GOAL:
Check every line of the data below for the string "Postal", and copy the ones that hold it.

[begin RAW RECORDS]

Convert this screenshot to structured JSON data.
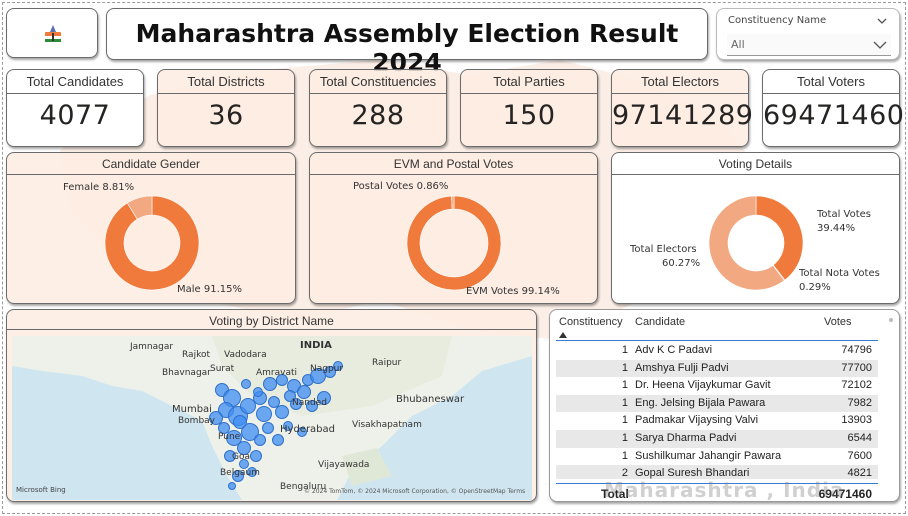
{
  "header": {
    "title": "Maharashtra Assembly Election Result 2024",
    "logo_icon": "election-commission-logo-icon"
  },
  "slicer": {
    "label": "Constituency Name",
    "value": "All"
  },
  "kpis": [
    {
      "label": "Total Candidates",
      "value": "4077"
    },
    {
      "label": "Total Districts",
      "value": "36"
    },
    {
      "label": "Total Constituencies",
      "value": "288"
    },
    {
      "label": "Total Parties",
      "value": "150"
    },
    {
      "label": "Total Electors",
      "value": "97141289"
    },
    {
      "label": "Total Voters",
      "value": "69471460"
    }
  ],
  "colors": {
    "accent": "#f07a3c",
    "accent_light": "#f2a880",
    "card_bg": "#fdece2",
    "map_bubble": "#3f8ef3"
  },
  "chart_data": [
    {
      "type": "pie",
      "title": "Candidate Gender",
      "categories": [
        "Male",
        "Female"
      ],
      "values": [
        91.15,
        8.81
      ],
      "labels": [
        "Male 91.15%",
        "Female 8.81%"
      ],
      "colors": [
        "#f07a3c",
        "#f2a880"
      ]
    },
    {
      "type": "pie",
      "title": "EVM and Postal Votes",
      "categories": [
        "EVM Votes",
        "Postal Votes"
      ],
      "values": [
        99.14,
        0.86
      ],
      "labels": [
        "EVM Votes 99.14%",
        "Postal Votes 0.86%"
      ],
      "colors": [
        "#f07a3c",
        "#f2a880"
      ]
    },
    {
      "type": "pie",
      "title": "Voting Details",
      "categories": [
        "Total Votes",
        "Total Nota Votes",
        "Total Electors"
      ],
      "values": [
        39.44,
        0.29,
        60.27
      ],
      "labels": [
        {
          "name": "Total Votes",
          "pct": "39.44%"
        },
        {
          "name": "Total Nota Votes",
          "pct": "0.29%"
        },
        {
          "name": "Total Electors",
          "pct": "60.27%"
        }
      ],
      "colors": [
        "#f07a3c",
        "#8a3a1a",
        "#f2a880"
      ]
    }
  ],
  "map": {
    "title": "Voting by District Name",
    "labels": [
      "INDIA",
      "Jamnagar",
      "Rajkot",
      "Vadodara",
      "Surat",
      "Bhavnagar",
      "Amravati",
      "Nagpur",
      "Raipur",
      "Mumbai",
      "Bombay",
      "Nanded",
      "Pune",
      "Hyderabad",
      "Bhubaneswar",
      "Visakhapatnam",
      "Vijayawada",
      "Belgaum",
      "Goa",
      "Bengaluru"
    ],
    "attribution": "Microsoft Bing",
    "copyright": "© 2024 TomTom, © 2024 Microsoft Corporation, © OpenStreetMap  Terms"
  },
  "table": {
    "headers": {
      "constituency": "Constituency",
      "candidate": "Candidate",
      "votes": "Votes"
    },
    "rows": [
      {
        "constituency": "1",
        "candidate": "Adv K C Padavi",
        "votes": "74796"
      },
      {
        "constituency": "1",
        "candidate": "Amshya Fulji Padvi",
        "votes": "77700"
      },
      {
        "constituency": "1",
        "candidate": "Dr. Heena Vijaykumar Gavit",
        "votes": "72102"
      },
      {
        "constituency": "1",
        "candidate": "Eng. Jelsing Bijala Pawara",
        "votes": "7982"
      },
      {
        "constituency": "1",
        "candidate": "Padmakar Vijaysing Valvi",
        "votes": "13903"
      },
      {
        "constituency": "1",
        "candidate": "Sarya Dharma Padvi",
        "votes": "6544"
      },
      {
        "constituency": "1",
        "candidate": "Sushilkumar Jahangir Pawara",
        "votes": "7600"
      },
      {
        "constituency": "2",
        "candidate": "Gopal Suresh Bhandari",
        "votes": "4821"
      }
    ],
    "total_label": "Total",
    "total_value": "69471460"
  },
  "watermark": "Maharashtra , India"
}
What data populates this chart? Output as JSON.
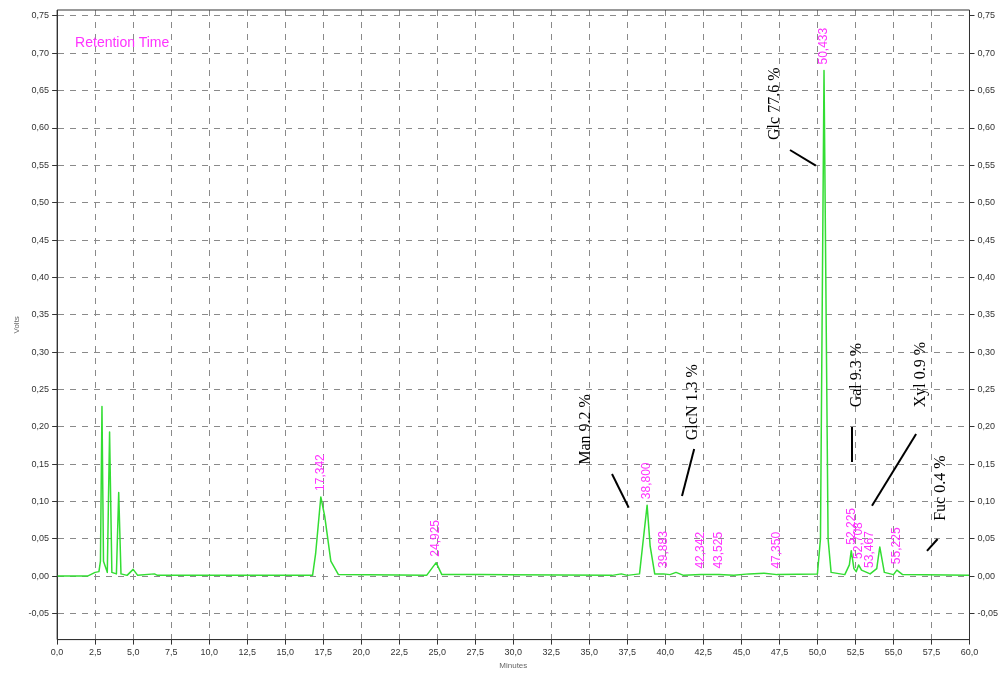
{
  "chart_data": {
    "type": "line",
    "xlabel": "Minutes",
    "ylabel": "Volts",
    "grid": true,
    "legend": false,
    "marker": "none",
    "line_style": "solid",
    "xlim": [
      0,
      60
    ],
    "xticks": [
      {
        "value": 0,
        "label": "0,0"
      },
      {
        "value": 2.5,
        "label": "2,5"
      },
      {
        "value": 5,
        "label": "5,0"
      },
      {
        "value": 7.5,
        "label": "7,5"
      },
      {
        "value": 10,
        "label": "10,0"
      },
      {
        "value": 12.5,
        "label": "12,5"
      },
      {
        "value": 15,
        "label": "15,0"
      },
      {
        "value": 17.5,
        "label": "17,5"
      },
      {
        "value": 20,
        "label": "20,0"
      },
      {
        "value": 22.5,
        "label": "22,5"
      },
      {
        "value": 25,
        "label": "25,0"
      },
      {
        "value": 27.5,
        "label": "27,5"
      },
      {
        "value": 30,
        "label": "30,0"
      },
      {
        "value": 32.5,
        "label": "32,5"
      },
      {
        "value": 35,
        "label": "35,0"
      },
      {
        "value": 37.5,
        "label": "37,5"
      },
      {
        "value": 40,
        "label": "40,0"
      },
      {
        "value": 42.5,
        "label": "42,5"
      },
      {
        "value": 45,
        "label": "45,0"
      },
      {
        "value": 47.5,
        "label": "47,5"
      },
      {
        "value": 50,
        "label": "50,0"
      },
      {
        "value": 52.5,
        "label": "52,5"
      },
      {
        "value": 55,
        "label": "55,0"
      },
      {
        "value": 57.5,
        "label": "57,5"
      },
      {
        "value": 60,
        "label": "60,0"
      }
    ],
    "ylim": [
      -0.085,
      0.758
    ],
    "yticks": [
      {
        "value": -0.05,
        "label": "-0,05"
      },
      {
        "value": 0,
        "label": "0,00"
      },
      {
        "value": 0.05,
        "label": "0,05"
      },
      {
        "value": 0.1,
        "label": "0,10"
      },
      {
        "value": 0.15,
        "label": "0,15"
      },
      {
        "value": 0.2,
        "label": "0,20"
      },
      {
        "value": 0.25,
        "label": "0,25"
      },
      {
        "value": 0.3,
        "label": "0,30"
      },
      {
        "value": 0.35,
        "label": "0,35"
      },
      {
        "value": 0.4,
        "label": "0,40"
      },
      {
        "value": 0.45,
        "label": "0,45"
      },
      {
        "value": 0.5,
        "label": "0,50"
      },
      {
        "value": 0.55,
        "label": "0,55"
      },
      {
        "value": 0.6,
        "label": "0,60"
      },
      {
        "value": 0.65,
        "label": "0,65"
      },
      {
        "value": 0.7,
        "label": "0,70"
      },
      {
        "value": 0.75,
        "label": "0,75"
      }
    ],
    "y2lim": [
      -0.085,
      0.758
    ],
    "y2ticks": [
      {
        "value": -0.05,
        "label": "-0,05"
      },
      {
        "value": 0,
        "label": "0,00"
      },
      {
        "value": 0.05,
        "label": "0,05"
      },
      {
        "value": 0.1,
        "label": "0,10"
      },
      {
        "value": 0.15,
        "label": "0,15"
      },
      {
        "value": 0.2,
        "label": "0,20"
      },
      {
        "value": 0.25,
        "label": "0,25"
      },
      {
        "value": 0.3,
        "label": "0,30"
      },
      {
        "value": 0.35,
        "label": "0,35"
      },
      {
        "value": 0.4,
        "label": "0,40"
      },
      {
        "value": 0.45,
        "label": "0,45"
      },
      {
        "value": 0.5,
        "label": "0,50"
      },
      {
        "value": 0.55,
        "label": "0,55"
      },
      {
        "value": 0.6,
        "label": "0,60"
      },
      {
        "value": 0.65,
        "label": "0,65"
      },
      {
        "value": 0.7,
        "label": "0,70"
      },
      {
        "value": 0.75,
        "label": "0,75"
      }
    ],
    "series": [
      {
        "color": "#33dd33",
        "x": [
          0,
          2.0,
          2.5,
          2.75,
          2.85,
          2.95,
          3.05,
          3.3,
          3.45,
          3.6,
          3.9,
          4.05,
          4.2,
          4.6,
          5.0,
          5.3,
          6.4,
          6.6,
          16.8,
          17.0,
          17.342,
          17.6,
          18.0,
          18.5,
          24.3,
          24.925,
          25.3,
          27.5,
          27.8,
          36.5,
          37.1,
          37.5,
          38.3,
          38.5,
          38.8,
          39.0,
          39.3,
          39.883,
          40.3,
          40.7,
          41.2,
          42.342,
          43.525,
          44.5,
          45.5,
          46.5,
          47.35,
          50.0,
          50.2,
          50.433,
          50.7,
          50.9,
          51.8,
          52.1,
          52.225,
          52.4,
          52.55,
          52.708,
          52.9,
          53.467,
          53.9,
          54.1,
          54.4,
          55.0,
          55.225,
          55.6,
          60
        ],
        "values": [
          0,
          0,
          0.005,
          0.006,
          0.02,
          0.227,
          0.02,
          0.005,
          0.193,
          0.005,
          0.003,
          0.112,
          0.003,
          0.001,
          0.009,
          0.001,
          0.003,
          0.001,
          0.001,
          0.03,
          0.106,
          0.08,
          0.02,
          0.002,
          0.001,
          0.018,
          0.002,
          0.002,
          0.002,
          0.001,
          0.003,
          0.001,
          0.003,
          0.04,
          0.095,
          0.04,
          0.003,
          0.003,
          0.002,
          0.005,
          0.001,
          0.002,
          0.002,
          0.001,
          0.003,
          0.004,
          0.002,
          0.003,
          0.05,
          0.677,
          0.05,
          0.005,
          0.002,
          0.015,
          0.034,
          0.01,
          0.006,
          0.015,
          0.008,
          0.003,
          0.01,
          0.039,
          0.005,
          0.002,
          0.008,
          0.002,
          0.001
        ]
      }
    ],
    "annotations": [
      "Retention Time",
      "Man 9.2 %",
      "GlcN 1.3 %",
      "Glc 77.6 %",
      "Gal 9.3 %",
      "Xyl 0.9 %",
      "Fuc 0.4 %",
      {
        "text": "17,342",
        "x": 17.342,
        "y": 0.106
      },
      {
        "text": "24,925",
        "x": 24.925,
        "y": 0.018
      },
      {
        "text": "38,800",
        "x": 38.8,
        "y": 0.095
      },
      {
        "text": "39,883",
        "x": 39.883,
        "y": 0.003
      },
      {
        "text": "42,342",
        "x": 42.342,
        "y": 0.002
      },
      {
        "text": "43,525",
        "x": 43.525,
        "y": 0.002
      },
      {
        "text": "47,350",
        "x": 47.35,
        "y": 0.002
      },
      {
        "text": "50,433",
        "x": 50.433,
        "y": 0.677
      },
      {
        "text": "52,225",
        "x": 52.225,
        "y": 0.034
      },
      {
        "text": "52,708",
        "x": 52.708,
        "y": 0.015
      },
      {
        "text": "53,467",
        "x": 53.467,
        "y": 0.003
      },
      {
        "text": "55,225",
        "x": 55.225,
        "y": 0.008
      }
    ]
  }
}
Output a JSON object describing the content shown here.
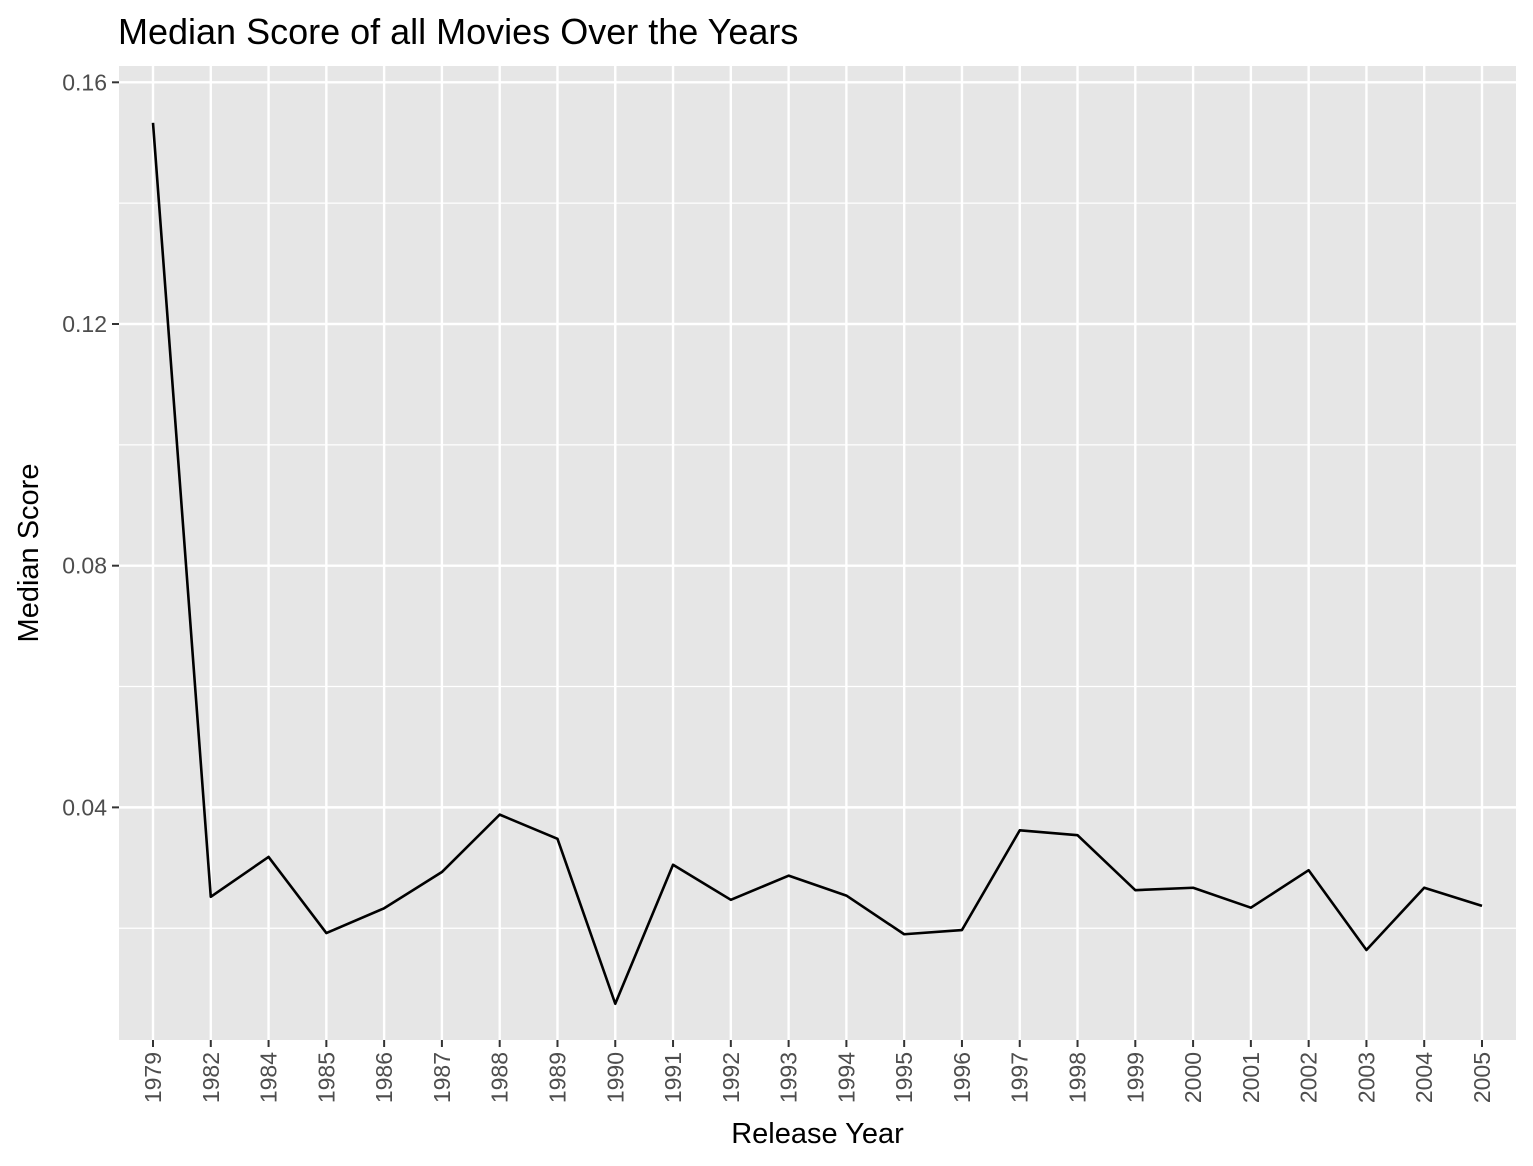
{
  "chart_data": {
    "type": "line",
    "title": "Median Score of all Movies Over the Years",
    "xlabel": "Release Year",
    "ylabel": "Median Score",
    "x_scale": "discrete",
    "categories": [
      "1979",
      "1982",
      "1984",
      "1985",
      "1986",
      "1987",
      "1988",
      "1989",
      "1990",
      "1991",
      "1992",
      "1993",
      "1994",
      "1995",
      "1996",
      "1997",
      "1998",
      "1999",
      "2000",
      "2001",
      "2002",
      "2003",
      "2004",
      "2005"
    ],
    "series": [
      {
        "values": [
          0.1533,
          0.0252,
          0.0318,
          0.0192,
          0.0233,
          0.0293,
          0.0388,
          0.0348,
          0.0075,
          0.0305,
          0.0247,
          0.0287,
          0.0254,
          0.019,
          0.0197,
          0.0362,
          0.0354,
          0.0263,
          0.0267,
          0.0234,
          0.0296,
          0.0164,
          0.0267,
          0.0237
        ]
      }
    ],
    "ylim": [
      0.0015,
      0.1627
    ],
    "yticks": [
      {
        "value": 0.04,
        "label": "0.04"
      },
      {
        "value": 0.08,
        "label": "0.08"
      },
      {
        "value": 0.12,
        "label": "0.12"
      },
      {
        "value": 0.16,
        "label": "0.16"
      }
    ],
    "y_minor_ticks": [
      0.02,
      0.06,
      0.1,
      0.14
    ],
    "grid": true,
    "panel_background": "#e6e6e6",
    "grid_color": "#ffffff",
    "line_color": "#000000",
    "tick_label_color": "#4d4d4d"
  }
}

[end RAW RECORDS]

COMPLETE RESPONSE:
      "title": "EVM and Postal Votes",
        "Postal Votes"
        "Postal Votes 0.86%"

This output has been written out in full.